Work required =
Retype the material below line for line, without changing anything, and leave out the pictures.

----- Material provided

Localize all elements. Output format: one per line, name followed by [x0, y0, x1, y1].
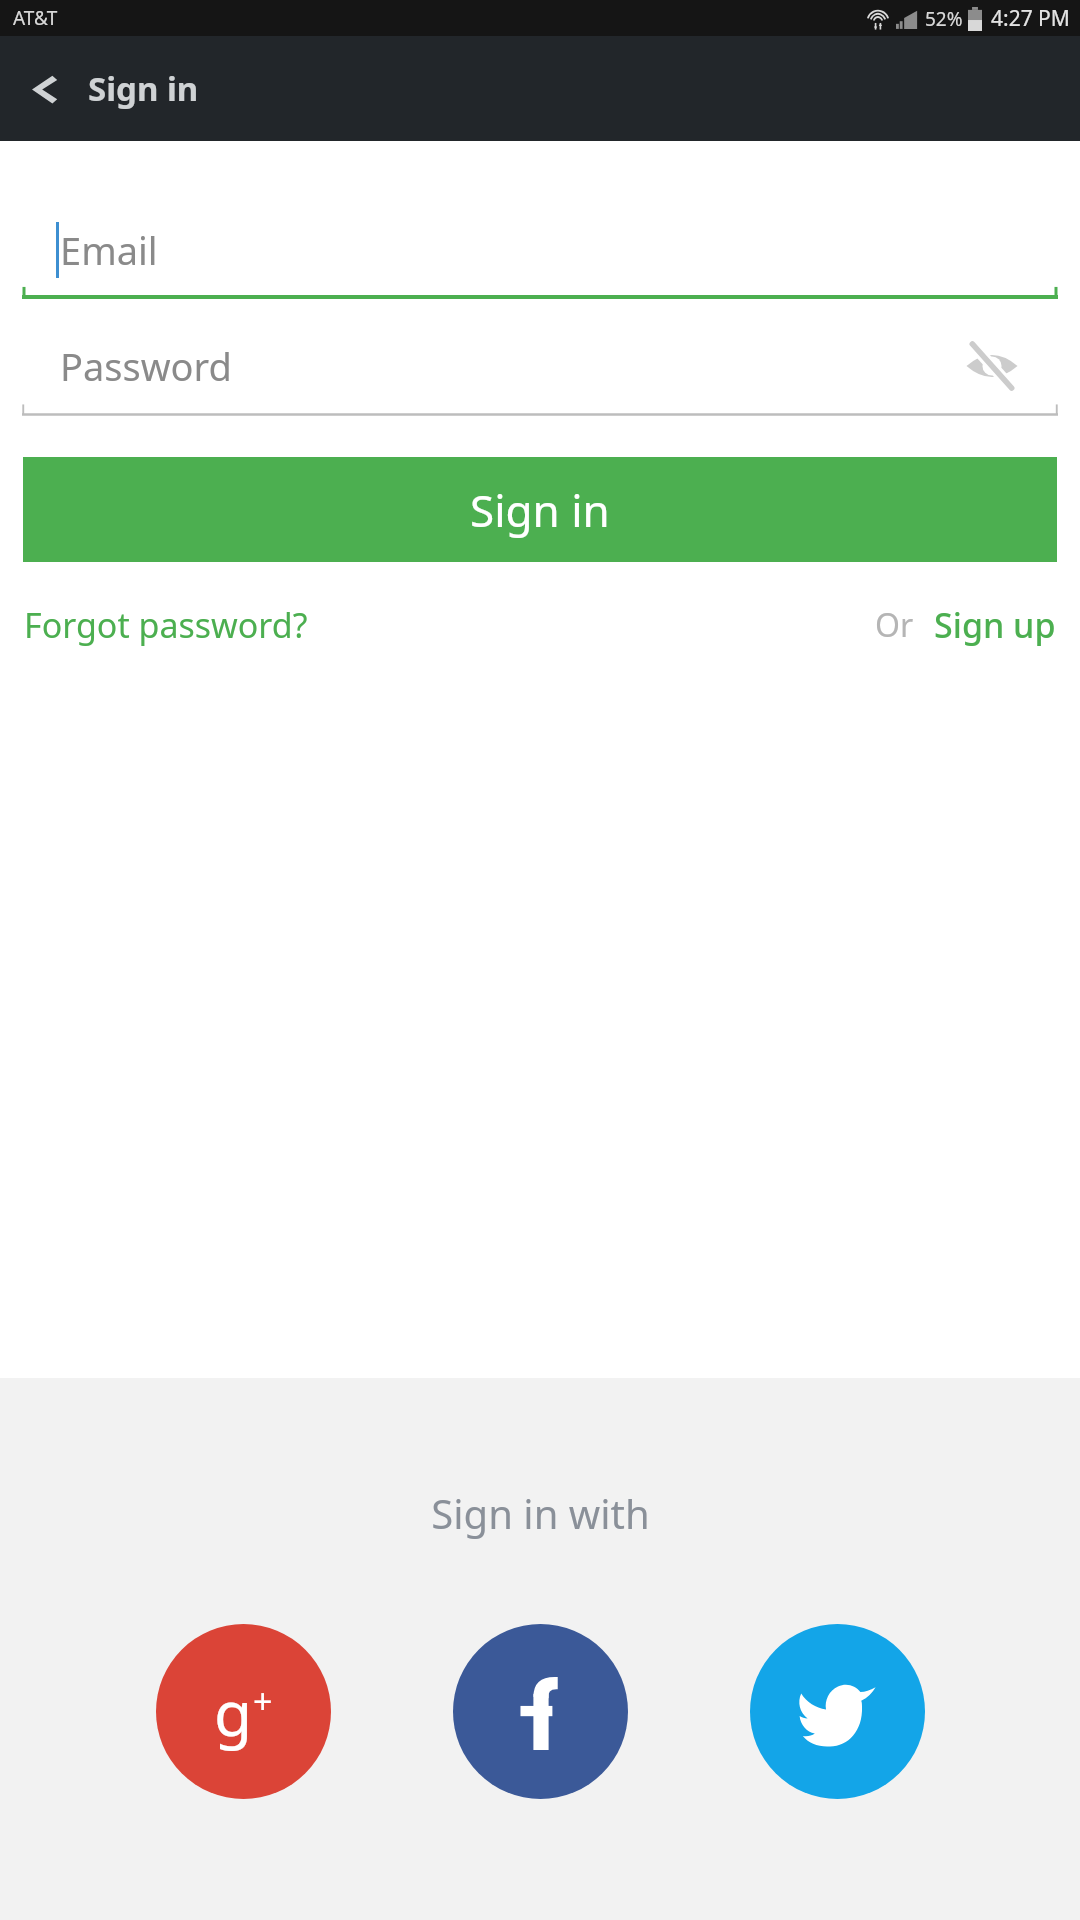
staticText: Or	[875, 603, 914, 647]
button[interactable]: Sign in with Twitter	[750, 1624, 925, 1799]
staticText: Sign in with	[431, 1486, 650, 1540]
staticText: Sign in	[470, 480, 610, 540]
staticText: 52%	[925, 6, 963, 32]
button[interactable]: Forgot password?	[20, 594, 312, 656]
button[interactable]: Sign up	[930, 594, 1060, 656]
staticText: Email	[60, 224, 158, 276]
staticText: g	[214, 1670, 253, 1754]
staticText: Sign up	[934, 602, 1056, 648]
button[interactable]: Password	[22, 329, 1058, 417]
button[interactable]: Show password	[960, 334, 1024, 398]
button[interactable]: Back	[0, 45, 88, 133]
staticText: AT&T	[13, 5, 58, 31]
staticText: +	[253, 1678, 273, 1724]
staticText: Sign in	[88, 66, 199, 111]
staticText: Forgot password?	[24, 602, 308, 648]
button[interactable]: Sign in with Google	[156, 1624, 331, 1799]
button[interactable]: Sign in with Facebook	[453, 1624, 628, 1799]
staticText: Password	[60, 340, 232, 392]
button[interactable]: Sign in	[23, 457, 1057, 562]
button[interactable]: Email	[22, 213, 1058, 301]
staticText: 4:27 PM	[991, 4, 1070, 33]
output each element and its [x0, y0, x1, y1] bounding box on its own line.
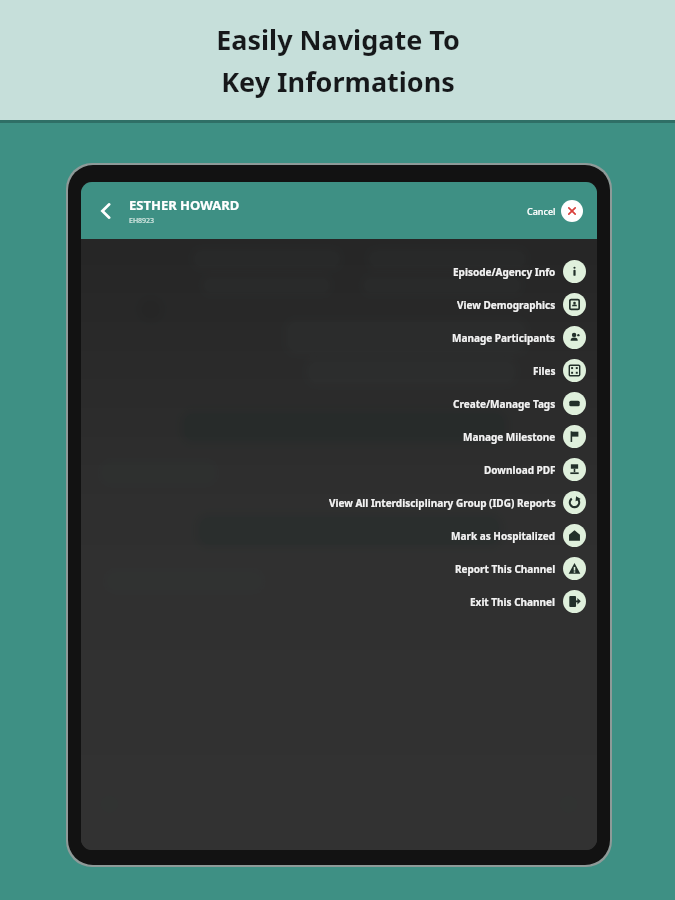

----------

Response to this task =
Localize all elements. Output format: one per line, name followed by [x0, y0, x1, y1].
staticText: Or	[875, 603, 914, 647]
button[interactable]: Sign in with Twitter	[750, 1624, 925, 1799]
staticText: Sign in with	[431, 1486, 650, 1540]
staticText: Sign in	[470, 480, 610, 540]
staticText: 52%	[925, 6, 963, 32]
button[interactable]: Forgot password?	[20, 594, 312, 656]
button[interactable]: Sign up	[930, 594, 1060, 656]
staticText: Email	[60, 224, 158, 276]
staticText: g	[214, 1670, 253, 1754]
staticText: Sign up	[934, 602, 1056, 648]
button[interactable]: Password	[22, 329, 1058, 417]
button[interactable]: Show password	[960, 334, 1024, 398]
button[interactable]: Back	[0, 45, 88, 133]
staticText: AT&T	[13, 5, 58, 31]
staticText: +	[253, 1678, 273, 1724]
staticText: Sign in	[88, 66, 199, 111]
staticText: Forgot password?	[24, 602, 308, 648]
button[interactable]: Sign in with Google	[156, 1624, 331, 1799]
button[interactable]: Sign in with Facebook	[453, 1624, 628, 1799]
staticText: Password	[60, 340, 232, 392]
button[interactable]: Sign in	[23, 457, 1057, 562]
button[interactable]: Email	[22, 213, 1058, 301]
staticText: 4:27 PM	[991, 4, 1070, 33]
output each element and its [x0, y0, x1, y1] bounding box on its own line.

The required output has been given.